:: Materials provided ::

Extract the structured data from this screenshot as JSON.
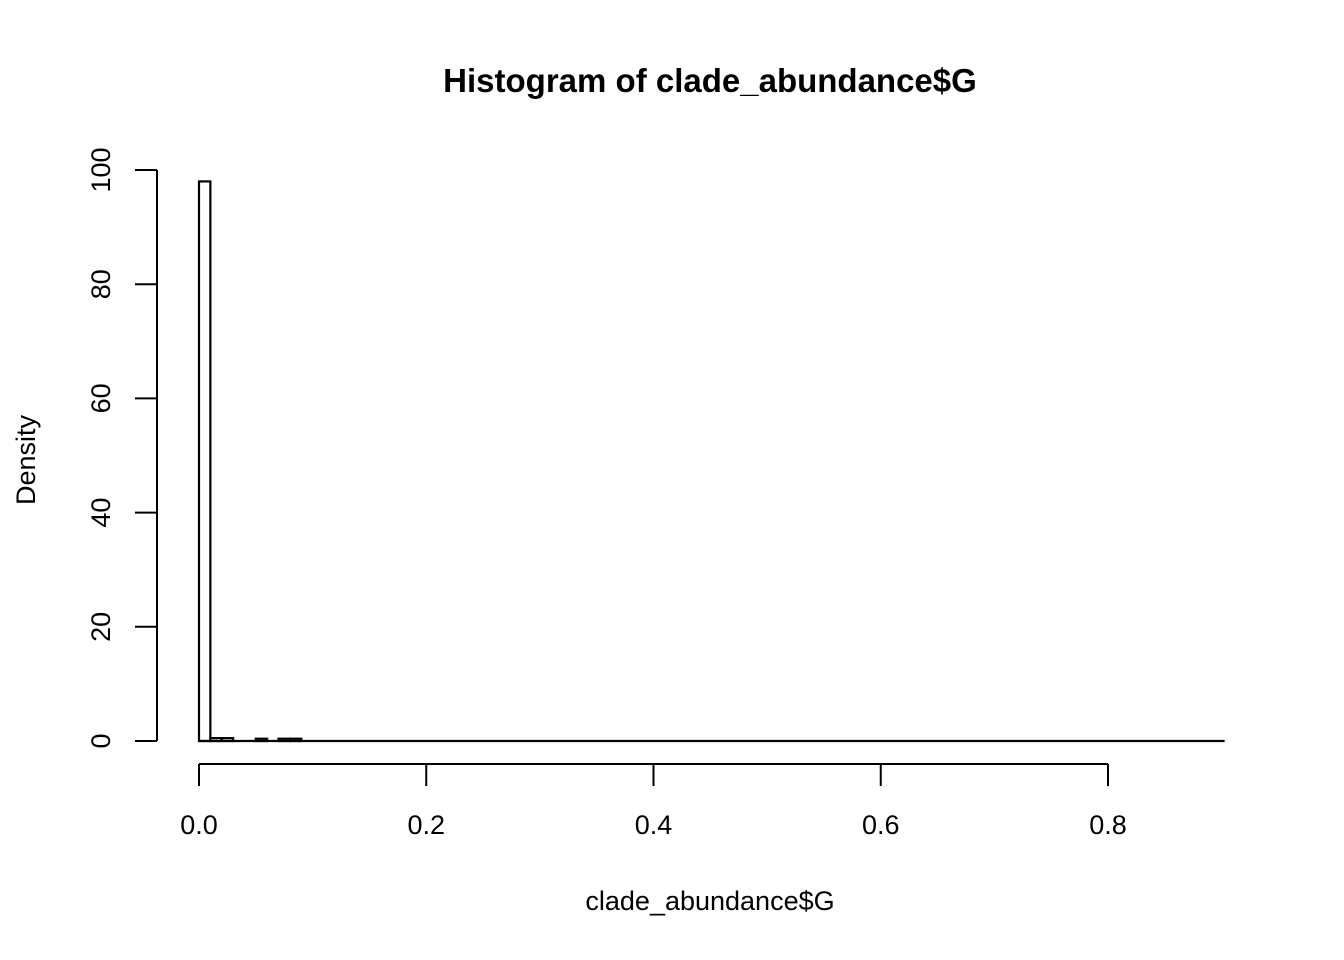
{
  "chart_data": {
    "type": "bar",
    "title": "Histogram of clade_abundance$G",
    "xlabel": "clade_abundance$G",
    "ylabel": "Density",
    "bin_width": 0.01,
    "bins": [
      {
        "x0": 0.0,
        "x1": 0.01,
        "density": 98.0
      },
      {
        "x0": 0.01,
        "x1": 0.02,
        "density": 0.5
      },
      {
        "x0": 0.02,
        "x1": 0.03,
        "density": 0.5
      },
      {
        "x0": 0.03,
        "x1": 0.04,
        "density": 0.0
      },
      {
        "x0": 0.04,
        "x1": 0.05,
        "density": 0.0
      },
      {
        "x0": 0.05,
        "x1": 0.06,
        "density": 0.4
      },
      {
        "x0": 0.06,
        "x1": 0.07,
        "density": 0.0
      },
      {
        "x0": 0.07,
        "x1": 0.08,
        "density": 0.4
      },
      {
        "x0": 0.08,
        "x1": 0.09,
        "density": 0.4
      },
      {
        "x0": 0.09,
        "x1": 0.9,
        "density": 0.0
      }
    ],
    "xlim": [
      0,
      0.9
    ],
    "ylim": [
      0,
      100
    ],
    "x_ticks": [
      {
        "value": 0.0,
        "label": "0.0"
      },
      {
        "value": 0.2,
        "label": "0.2"
      },
      {
        "value": 0.4,
        "label": "0.4"
      },
      {
        "value": 0.6,
        "label": "0.6"
      },
      {
        "value": 0.8,
        "label": "0.8"
      }
    ],
    "y_ticks": [
      {
        "value": 0,
        "label": "0"
      },
      {
        "value": 20,
        "label": "20"
      },
      {
        "value": 40,
        "label": "40"
      },
      {
        "value": 60,
        "label": "60"
      },
      {
        "value": 80,
        "label": "80"
      },
      {
        "value": 100,
        "label": "100"
      }
    ],
    "grid": false,
    "bar_fill": "#ffffff",
    "bar_stroke": "#000000"
  }
}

:::

• _Stated exercise_
Repeat each entry exactly. Pictures do not belong in the copy.

• _Solution_
Extract the structured data from this screenshot as JSON.
{
  "chart_data": {
    "type": "bar",
    "title": "Histogram of clade_abundance$G",
    "xlabel": "clade_abundance$G",
    "ylabel": "Density",
    "bin_width": 0.01,
    "bins": [
      {
        "x0": 0.0,
        "x1": 0.01,
        "density": 98.0
      },
      {
        "x0": 0.01,
        "x1": 0.02,
        "density": 0.5
      },
      {
        "x0": 0.02,
        "x1": 0.03,
        "density": 0.5
      },
      {
        "x0": 0.03,
        "x1": 0.04,
        "density": 0.0
      },
      {
        "x0": 0.04,
        "x1": 0.05,
        "density": 0.0
      },
      {
        "x0": 0.05,
        "x1": 0.06,
        "density": 0.4
      },
      {
        "x0": 0.06,
        "x1": 0.07,
        "density": 0.0
      },
      {
        "x0": 0.07,
        "x1": 0.08,
        "density": 0.4
      },
      {
        "x0": 0.08,
        "x1": 0.09,
        "density": 0.4
      },
      {
        "x0": 0.09,
        "x1": 0.9,
        "density": 0.0
      }
    ],
    "xlim": [
      0,
      0.9
    ],
    "ylim": [
      0,
      100
    ],
    "x_ticks": [
      {
        "value": 0.0,
        "label": "0.0"
      },
      {
        "value": 0.2,
        "label": "0.2"
      },
      {
        "value": 0.4,
        "label": "0.4"
      },
      {
        "value": 0.6,
        "label": "0.6"
      },
      {
        "value": 0.8,
        "label": "0.8"
      }
    ],
    "y_ticks": [
      {
        "value": 0,
        "label": "0"
      },
      {
        "value": 20,
        "label": "20"
      },
      {
        "value": 40,
        "label": "40"
      },
      {
        "value": 60,
        "label": "60"
      },
      {
        "value": 80,
        "label": "80"
      },
      {
        "value": 100,
        "label": "100"
      }
    ],
    "grid": false,
    "bar_fill": "#ffffff",
    "bar_stroke": "#000000"
  }
}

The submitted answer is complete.